#### Exercise goal
Go through the entries below and count the lines holding the word "then". Reply with only the number, please.

#### Data lines
********************

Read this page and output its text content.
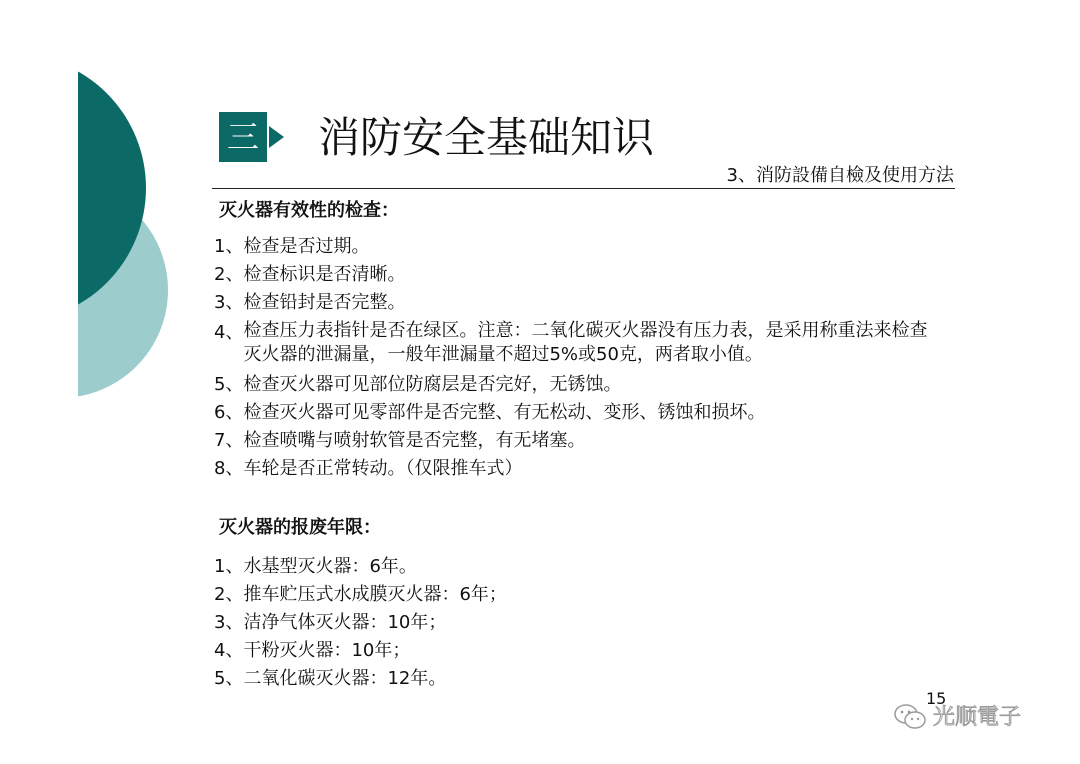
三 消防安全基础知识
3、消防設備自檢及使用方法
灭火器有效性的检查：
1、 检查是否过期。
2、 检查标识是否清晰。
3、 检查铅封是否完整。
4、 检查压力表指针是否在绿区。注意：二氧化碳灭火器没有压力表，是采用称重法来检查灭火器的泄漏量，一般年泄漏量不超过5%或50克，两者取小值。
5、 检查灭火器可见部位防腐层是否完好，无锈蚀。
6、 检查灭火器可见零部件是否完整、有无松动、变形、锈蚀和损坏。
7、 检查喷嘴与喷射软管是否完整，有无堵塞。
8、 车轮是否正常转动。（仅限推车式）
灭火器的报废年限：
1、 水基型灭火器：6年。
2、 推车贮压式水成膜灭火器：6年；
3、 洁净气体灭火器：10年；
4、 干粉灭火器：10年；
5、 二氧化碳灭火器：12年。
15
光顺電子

********************

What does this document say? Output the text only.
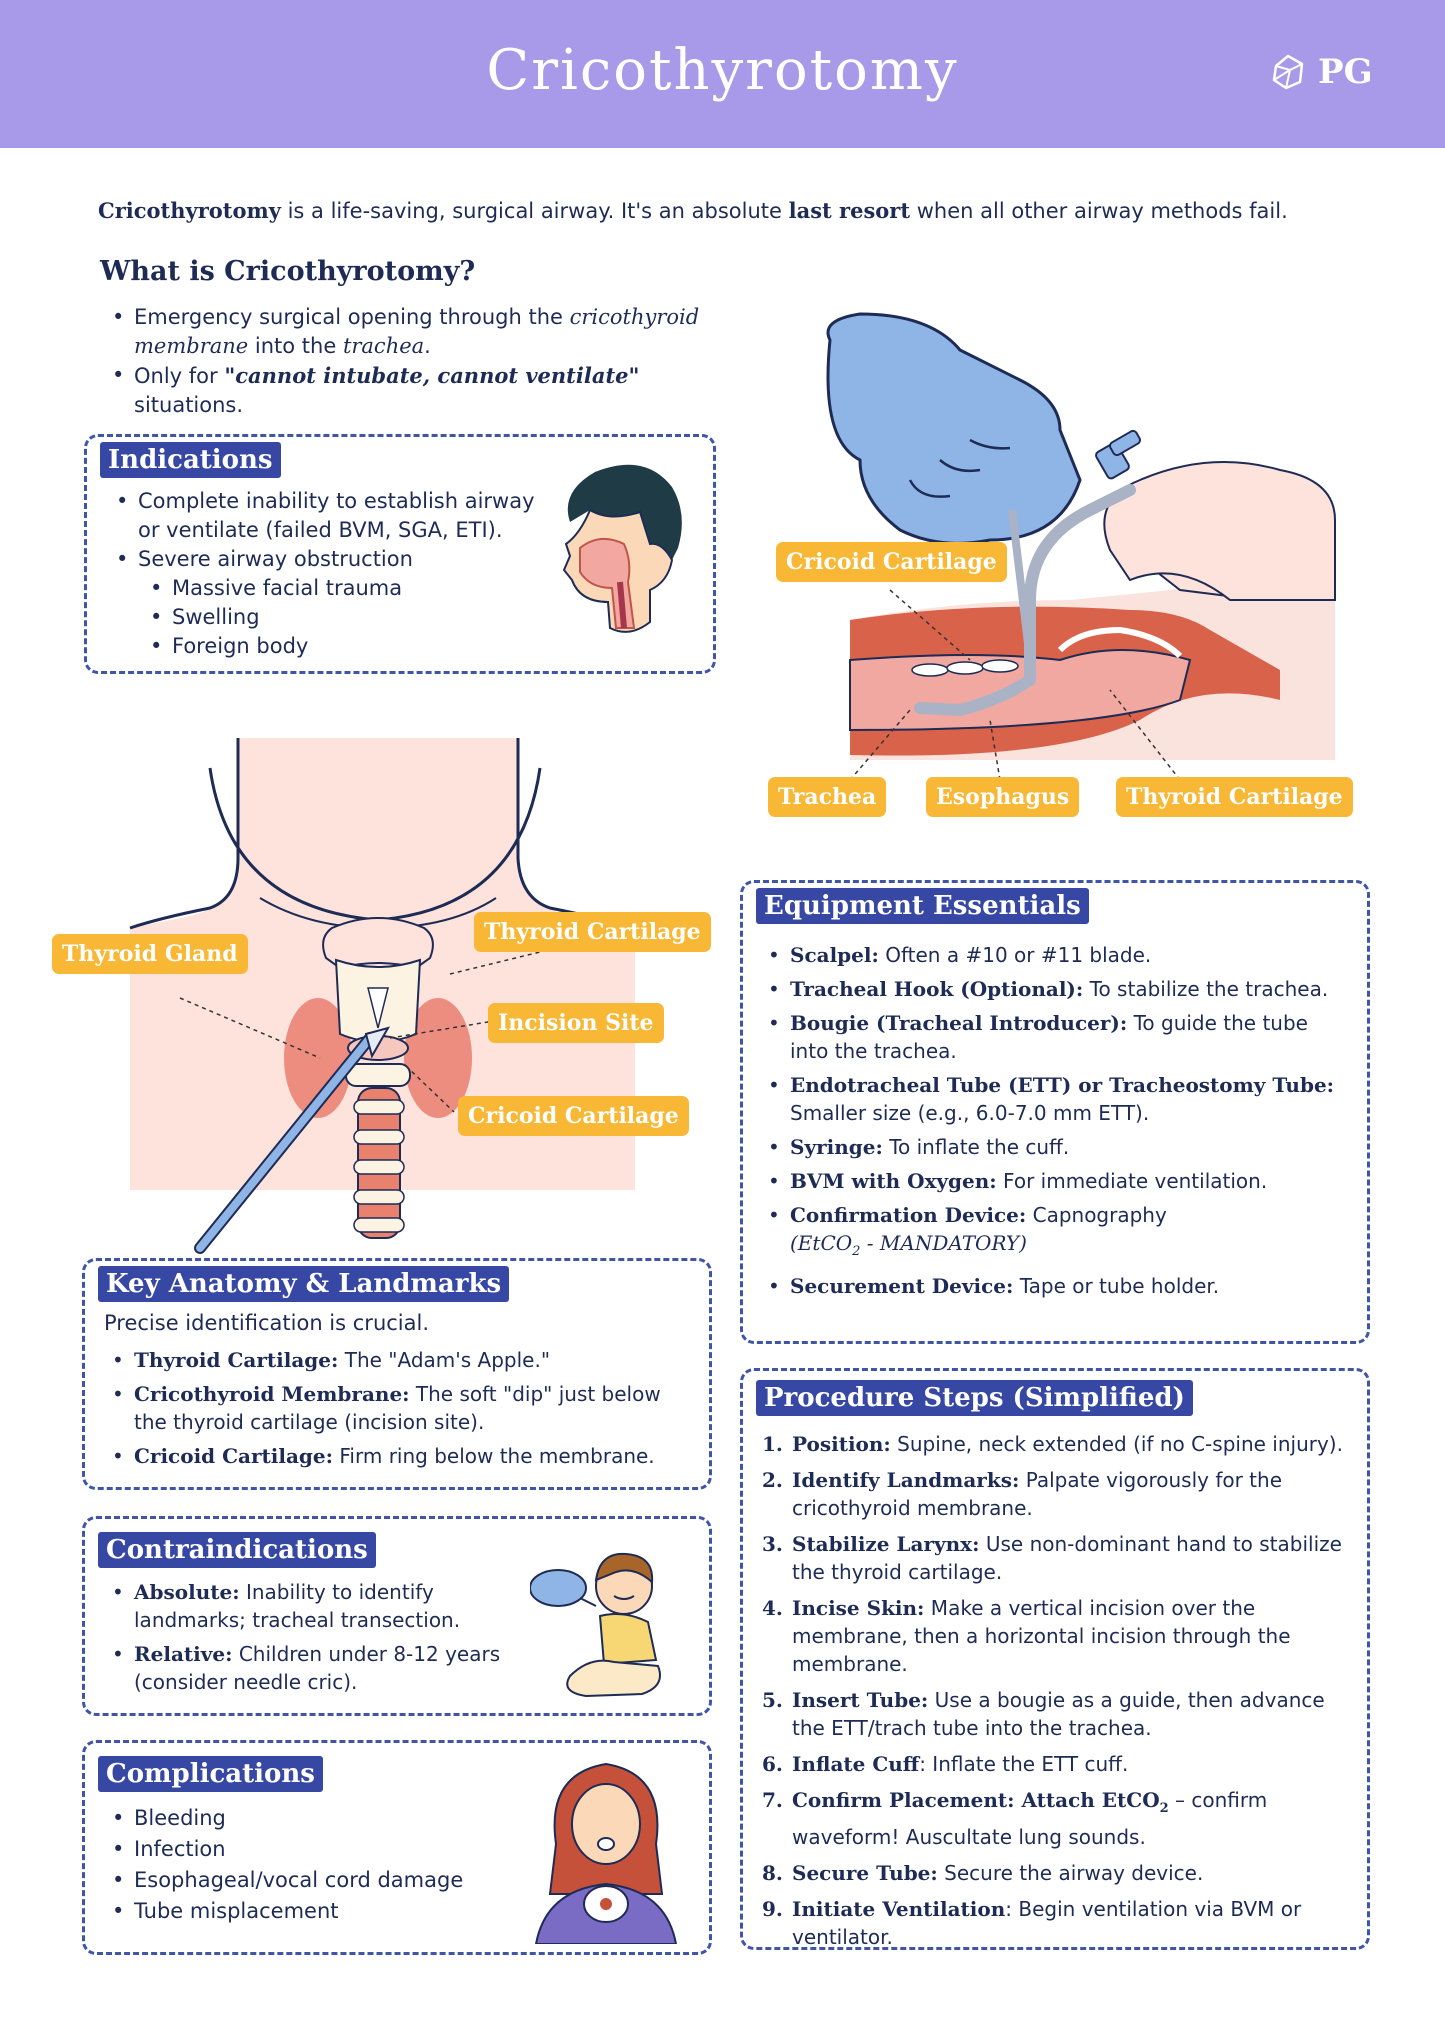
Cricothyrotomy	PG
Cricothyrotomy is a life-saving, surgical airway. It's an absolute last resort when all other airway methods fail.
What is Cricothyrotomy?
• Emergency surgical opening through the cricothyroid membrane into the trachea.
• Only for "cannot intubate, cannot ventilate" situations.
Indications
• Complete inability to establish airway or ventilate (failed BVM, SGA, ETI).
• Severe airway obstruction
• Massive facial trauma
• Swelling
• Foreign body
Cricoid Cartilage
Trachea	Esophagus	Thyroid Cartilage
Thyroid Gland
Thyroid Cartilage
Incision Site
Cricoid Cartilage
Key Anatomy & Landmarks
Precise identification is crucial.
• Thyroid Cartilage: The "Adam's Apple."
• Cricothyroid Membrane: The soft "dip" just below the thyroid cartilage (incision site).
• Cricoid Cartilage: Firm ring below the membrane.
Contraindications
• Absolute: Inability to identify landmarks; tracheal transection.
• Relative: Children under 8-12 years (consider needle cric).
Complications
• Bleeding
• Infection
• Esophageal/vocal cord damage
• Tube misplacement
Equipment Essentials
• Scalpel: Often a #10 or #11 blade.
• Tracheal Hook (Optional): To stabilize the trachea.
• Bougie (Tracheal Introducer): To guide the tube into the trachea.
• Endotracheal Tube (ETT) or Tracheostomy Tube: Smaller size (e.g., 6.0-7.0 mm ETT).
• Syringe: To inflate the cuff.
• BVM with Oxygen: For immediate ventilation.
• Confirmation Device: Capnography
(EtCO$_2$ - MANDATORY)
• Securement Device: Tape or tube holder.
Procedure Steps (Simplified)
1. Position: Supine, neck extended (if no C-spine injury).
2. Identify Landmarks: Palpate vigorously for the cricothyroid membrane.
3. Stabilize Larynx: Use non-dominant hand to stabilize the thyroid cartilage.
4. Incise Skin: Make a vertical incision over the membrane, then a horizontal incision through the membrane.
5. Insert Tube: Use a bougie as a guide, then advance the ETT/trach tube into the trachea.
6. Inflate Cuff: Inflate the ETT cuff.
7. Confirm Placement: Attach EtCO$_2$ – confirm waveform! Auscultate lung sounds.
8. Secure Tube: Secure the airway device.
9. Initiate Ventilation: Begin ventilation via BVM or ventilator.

********************

#### Solution to the problem
2